-- begin --

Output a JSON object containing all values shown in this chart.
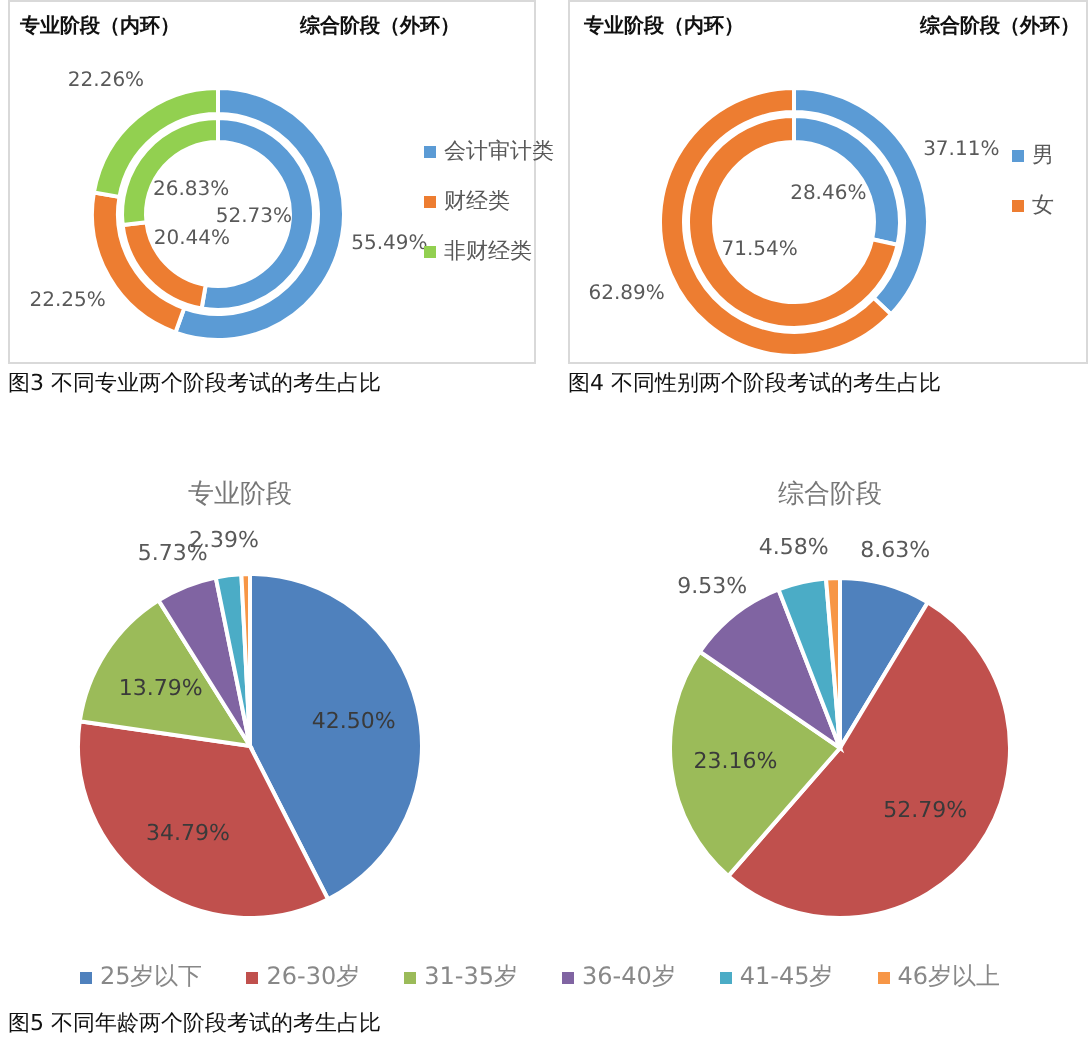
{
  "chart_data": [
    {
      "type": "donut",
      "categories": [
        "会计审计类",
        "财经类",
        "非财经类"
      ],
      "colors": [
        "#5b9bd5",
        "#ed7d31",
        "#92d050"
      ],
      "series": [
        {
          "values": [
            52.73,
            20.44,
            26.83
          ],
          "value_labels": [
            "52.73%",
            "20.44%",
            "26.83%"
          ]
        },
        {
          "values": [
            55.49,
            22.25,
            22.26
          ],
          "value_labels": [
            "55.49%",
            "22.25%",
            "22.26%"
          ]
        }
      ],
      "legend": "right",
      "annotations": [
        "专业阶段（内环）",
        "综合阶段（外环）",
        "图3  不同专业两个阶段考试的考生占比"
      ]
    },
    {
      "type": "donut",
      "categories": [
        "男",
        "女"
      ],
      "colors": [
        "#5b9bd5",
        "#ed7d31"
      ],
      "series": [
        {
          "values": [
            28.46,
            71.54
          ],
          "value_labels": [
            "28.46%",
            "71.54%"
          ]
        },
        {
          "values": [
            37.11,
            62.89
          ],
          "value_labels": [
            "37.11%",
            "62.89%"
          ]
        }
      ],
      "legend": "right",
      "annotations": [
        "专业阶段（内环）",
        "综合阶段（外环）",
        "图4  不同性别两个阶段考试的考生占比"
      ]
    },
    {
      "type": "pie",
      "categories": [
        "25岁以下",
        "26-30岁",
        "31-35岁",
        "36-40岁",
        "41-45岁",
        "46岁以上"
      ],
      "colors": [
        "#4f81bd",
        "#c0504d",
        "#9bbb59",
        "#8064a2",
        "#4bacc6",
        "#f79646"
      ],
      "series": [
        {
          "name": "专业阶段",
          "values": [
            42.5,
            34.79,
            13.79,
            5.73,
            2.39,
            0.8
          ],
          "value_labels": [
            "42.50%",
            "34.79%",
            "13.79%",
            "5.73%",
            "2.39%",
            null
          ]
        },
        {
          "name": "综合阶段",
          "values": [
            8.63,
            52.79,
            23.16,
            9.53,
            4.58,
            1.31
          ],
          "value_labels": [
            "8.63%",
            "52.79%",
            "23.16%",
            "9.53%",
            "4.58%",
            null
          ]
        }
      ],
      "legend": "bottom",
      "annotations": [
        "图5  不同年龄两个阶段考试的考生占比"
      ]
    }
  ]
}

-- end --

Task prompt ▸ Transcribe the listing in full. Omit the pictures and keep every line exact.

Complete output ▸
Output a JSON object containing all values shown in this chart.
{
  "chart_data": [
    {
      "type": "donut",
      "categories": [
        "会计审计类",
        "财经类",
        "非财经类"
      ],
      "colors": [
        "#5b9bd5",
        "#ed7d31",
        "#92d050"
      ],
      "series": [
        {
          "values": [
            52.73,
            20.44,
            26.83
          ],
          "value_labels": [
            "52.73%",
            "20.44%",
            "26.83%"
          ]
        },
        {
          "values": [
            55.49,
            22.25,
            22.26
          ],
          "value_labels": [
            "55.49%",
            "22.25%",
            "22.26%"
          ]
        }
      ],
      "legend": "right",
      "annotations": [
        "专业阶段（内环）",
        "综合阶段（外环）",
        "图3  不同专业两个阶段考试的考生占比"
      ]
    },
    {
      "type": "donut",
      "categories": [
        "男",
        "女"
      ],
      "colors": [
        "#5b9bd5",
        "#ed7d31"
      ],
      "series": [
        {
          "values": [
            28.46,
            71.54
          ],
          "value_labels": [
            "28.46%",
            "71.54%"
          ]
        },
        {
          "values": [
            37.11,
            62.89
          ],
          "value_labels": [
            "37.11%",
            "62.89%"
          ]
        }
      ],
      "legend": "right",
      "annotations": [
        "专业阶段（内环）",
        "综合阶段（外环）",
        "图4  不同性别两个阶段考试的考生占比"
      ]
    },
    {
      "type": "pie",
      "categories": [
        "25岁以下",
        "26-30岁",
        "31-35岁",
        "36-40岁",
        "41-45岁",
        "46岁以上"
      ],
      "colors": [
        "#4f81bd",
        "#c0504d",
        "#9bbb59",
        "#8064a2",
        "#4bacc6",
        "#f79646"
      ],
      "series": [
        {
          "name": "专业阶段",
          "values": [
            42.5,
            34.79,
            13.79,
            5.73,
            2.39,
            0.8
          ],
          "value_labels": [
            "42.50%",
            "34.79%",
            "13.79%",
            "5.73%",
            "2.39%",
            null
          ]
        },
        {
          "name": "综合阶段",
          "values": [
            8.63,
            52.79,
            23.16,
            9.53,
            4.58,
            1.31
          ],
          "value_labels": [
            "8.63%",
            "52.79%",
            "23.16%",
            "9.53%",
            "4.58%",
            null
          ]
        }
      ],
      "legend": "bottom",
      "annotations": [
        "图5  不同年龄两个阶段考试的考生占比"
      ]
    }
  ]
}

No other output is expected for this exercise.